REQUIRED TASK. Show every line in the entries below where the word "thru" appears.

■ ■ ■ ■

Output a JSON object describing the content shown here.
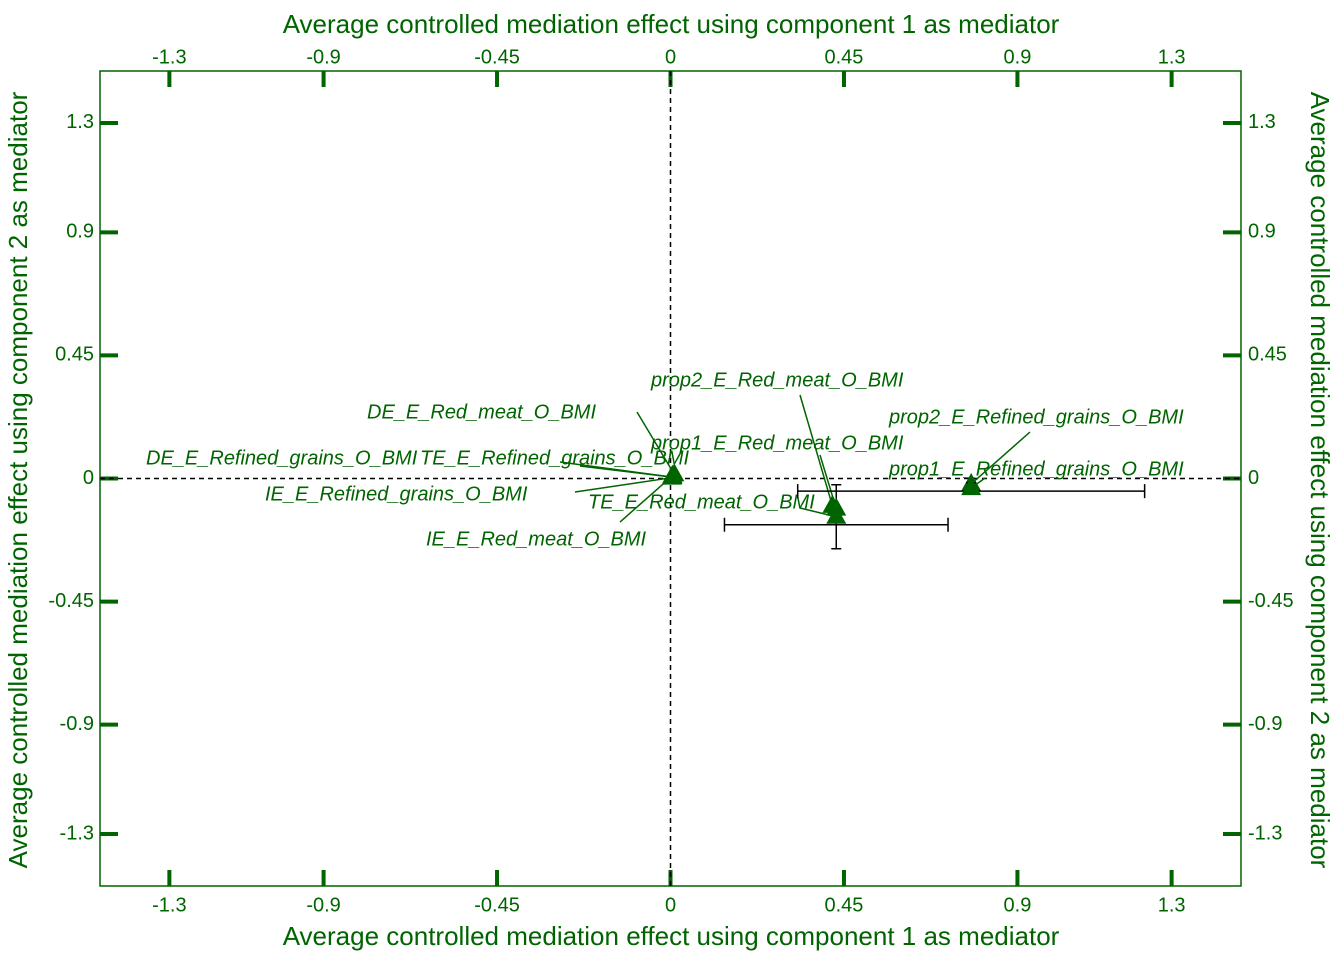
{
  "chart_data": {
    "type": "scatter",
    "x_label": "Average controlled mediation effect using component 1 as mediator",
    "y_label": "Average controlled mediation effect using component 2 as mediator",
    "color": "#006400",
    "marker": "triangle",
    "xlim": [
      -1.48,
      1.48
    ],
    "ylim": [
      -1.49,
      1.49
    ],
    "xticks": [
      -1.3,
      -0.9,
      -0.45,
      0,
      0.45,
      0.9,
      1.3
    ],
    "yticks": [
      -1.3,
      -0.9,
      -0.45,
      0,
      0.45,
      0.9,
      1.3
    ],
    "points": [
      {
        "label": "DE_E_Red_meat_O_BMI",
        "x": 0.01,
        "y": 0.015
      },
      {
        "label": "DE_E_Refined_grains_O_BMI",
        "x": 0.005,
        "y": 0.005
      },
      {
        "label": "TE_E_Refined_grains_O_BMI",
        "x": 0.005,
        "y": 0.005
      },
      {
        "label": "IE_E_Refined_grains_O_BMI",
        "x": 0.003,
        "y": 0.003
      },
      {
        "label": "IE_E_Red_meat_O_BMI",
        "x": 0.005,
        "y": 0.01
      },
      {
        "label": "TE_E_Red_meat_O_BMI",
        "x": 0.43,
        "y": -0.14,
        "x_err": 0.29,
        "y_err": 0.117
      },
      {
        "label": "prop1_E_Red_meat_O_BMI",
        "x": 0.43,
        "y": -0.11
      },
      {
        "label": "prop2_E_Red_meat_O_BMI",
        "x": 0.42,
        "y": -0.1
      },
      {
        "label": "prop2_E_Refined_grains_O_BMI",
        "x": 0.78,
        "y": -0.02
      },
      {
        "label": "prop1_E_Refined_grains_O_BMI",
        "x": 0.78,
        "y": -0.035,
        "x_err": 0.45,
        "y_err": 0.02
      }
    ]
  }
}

■ ■ ■ ■

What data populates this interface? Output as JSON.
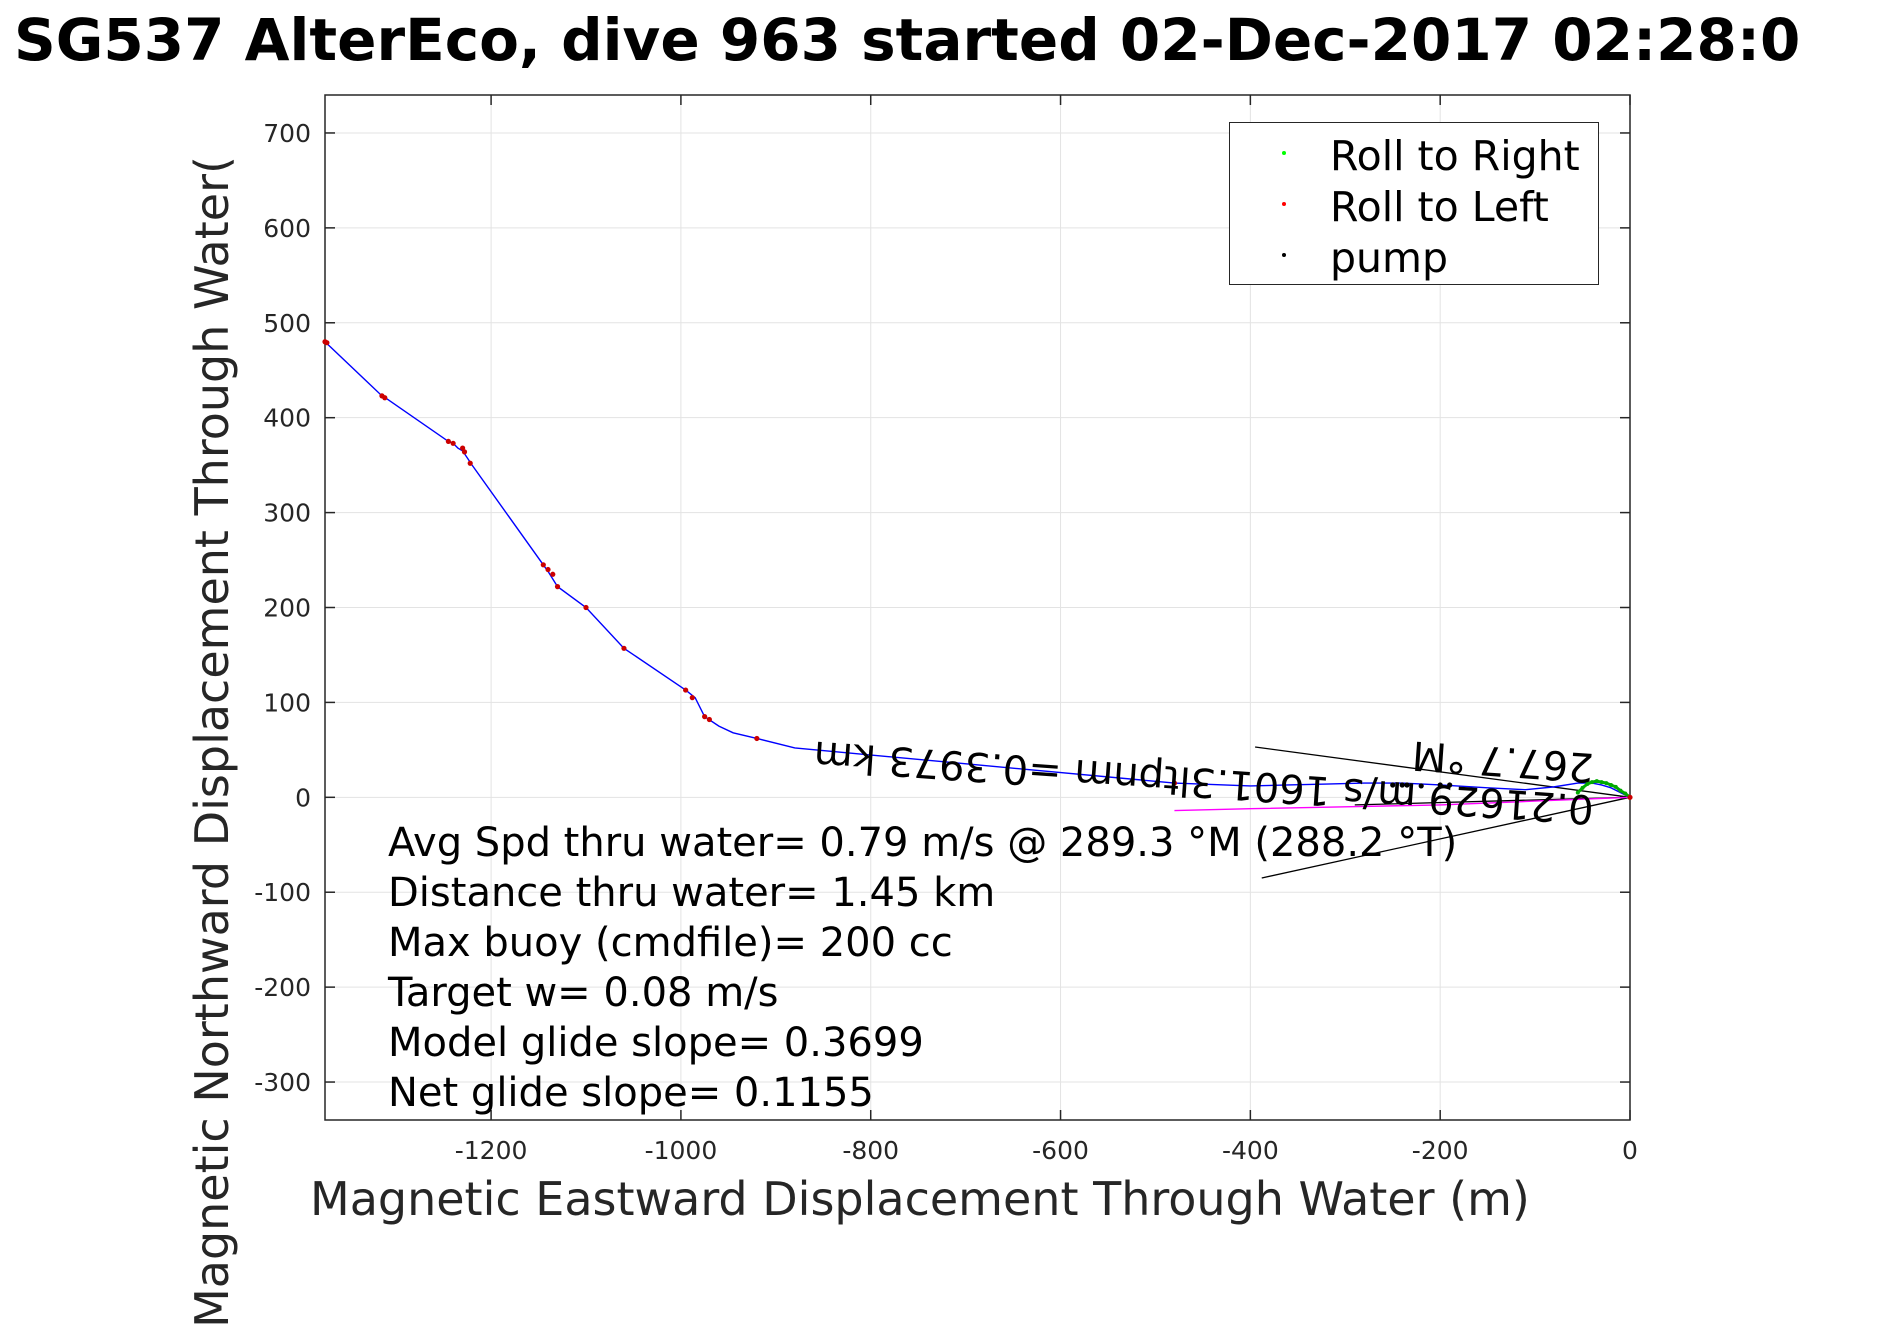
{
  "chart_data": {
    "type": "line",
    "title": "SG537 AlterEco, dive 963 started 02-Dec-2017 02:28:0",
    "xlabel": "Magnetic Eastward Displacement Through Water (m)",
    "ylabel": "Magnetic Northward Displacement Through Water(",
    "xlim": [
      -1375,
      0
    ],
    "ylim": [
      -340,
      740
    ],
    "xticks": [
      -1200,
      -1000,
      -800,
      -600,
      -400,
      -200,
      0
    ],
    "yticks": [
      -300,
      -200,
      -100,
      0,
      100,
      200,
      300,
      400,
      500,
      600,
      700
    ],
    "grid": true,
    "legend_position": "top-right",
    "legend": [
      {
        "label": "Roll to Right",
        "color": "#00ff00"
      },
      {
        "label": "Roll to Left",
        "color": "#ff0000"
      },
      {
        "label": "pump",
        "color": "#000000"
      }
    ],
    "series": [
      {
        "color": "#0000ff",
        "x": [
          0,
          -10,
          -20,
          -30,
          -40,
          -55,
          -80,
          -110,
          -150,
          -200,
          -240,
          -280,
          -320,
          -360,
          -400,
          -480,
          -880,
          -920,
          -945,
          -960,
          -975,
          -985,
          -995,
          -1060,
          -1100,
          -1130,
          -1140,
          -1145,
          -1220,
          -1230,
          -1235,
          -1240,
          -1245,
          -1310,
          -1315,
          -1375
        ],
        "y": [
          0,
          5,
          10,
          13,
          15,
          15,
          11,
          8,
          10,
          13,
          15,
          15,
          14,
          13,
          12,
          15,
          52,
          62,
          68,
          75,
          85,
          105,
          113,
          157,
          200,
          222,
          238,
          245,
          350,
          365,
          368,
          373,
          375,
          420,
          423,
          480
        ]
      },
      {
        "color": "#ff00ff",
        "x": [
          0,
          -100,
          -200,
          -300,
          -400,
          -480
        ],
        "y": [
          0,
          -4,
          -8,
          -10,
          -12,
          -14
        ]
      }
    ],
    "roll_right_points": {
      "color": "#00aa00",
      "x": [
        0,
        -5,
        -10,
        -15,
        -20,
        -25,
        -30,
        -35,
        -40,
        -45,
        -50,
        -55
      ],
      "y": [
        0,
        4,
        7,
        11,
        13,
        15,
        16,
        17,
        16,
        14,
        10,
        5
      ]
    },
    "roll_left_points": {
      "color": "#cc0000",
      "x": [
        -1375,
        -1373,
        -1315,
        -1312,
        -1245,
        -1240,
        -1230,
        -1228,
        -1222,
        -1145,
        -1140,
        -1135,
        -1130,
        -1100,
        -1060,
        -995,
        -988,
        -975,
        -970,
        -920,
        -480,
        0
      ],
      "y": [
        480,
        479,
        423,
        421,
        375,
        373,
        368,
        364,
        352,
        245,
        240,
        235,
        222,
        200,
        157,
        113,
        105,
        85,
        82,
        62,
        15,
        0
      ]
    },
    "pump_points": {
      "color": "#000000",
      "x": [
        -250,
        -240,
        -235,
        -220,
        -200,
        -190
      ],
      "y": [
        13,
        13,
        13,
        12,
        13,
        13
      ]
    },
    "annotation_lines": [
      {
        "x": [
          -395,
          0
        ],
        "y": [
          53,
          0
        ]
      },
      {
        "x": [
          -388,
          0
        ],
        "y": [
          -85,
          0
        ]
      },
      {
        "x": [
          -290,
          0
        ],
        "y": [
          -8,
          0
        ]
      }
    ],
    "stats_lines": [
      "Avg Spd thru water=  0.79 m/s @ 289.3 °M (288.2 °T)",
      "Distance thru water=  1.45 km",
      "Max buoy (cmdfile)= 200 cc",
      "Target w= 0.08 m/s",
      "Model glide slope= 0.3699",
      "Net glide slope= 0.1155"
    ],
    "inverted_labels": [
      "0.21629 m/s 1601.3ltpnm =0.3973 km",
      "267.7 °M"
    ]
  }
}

■ ■ ■ ■

EXERCISE ANSWER.
      "Avg Spd thru water=  0.79 m/s @ 289.3 °M (288.2 °T)",
      "Distance thru water=  1.45 km",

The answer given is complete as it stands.